--- WHAT THE TASK ASKS ---
Return each line containing "kind".

(Data items)
◇ ◇ ◇ ◇
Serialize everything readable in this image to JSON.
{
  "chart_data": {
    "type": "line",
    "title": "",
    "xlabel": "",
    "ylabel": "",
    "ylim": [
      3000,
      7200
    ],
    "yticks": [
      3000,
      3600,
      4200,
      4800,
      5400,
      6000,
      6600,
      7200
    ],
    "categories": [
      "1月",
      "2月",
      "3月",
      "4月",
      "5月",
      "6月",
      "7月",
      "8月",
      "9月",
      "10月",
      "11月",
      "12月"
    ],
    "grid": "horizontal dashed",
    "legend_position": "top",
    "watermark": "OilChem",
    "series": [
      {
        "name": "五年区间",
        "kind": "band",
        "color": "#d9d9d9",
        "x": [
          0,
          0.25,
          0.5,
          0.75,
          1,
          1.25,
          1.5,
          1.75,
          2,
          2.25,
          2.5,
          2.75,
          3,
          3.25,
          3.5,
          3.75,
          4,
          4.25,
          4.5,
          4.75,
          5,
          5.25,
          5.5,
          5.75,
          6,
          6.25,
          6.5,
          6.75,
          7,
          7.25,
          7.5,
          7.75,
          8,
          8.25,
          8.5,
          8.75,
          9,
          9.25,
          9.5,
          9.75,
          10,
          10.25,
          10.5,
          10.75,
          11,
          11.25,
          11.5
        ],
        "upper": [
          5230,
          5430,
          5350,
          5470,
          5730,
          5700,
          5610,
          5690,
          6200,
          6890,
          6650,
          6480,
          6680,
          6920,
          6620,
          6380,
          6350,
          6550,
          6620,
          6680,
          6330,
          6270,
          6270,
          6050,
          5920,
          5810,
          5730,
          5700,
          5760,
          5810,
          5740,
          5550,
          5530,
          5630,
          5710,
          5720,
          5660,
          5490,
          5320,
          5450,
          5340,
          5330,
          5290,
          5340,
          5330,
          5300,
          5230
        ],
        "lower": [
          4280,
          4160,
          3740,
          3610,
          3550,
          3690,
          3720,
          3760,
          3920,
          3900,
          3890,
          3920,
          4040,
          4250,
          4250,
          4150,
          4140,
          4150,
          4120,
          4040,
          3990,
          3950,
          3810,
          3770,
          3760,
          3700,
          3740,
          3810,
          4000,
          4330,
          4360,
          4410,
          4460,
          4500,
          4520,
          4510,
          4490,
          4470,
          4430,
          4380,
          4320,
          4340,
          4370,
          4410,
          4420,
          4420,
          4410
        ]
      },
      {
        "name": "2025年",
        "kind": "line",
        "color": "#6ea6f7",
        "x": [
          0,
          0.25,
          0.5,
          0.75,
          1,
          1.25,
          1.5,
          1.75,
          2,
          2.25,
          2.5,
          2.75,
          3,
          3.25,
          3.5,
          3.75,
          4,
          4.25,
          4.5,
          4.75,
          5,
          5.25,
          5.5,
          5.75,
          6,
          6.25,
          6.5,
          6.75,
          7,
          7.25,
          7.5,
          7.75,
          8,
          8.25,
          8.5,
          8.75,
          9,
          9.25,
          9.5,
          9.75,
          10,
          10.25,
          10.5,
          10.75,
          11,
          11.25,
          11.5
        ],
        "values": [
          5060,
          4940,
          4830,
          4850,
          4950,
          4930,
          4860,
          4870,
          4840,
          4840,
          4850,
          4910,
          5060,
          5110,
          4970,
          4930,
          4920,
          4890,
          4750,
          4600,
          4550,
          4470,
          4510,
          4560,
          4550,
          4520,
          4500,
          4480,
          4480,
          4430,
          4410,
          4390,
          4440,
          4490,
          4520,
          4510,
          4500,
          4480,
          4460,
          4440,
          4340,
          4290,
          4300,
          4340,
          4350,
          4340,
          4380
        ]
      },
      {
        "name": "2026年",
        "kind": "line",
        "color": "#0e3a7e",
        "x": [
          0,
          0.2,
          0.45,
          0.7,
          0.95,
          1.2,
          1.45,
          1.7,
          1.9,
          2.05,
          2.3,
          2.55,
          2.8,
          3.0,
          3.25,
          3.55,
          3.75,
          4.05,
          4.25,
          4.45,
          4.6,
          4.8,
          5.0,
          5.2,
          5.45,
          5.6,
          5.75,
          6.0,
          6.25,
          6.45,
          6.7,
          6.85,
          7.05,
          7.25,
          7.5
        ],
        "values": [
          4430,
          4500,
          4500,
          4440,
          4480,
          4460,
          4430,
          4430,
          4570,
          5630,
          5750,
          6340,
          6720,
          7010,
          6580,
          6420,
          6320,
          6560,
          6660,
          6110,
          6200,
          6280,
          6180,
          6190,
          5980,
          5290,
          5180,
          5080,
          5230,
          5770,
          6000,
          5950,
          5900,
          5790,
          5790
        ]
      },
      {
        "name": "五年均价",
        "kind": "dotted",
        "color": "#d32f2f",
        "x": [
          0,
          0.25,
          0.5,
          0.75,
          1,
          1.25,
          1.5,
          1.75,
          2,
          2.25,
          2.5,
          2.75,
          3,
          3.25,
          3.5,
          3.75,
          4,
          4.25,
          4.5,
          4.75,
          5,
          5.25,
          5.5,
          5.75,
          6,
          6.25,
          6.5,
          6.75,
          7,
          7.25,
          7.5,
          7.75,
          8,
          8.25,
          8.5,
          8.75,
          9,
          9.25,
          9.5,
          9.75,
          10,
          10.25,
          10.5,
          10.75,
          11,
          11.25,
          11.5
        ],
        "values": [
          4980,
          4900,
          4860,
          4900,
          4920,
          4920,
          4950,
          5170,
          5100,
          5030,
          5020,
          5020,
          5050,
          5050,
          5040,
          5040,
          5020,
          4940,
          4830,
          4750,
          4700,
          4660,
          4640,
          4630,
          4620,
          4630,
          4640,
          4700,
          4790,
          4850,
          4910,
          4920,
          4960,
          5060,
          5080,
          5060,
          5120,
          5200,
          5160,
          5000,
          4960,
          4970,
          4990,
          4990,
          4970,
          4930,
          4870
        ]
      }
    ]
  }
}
◇ ◇ ◇ ◇
--- COMPLETE OUTPUT ---
        "kind": "band",
        "kind": "line",
        "kind": "line",
        "kind": "dotted",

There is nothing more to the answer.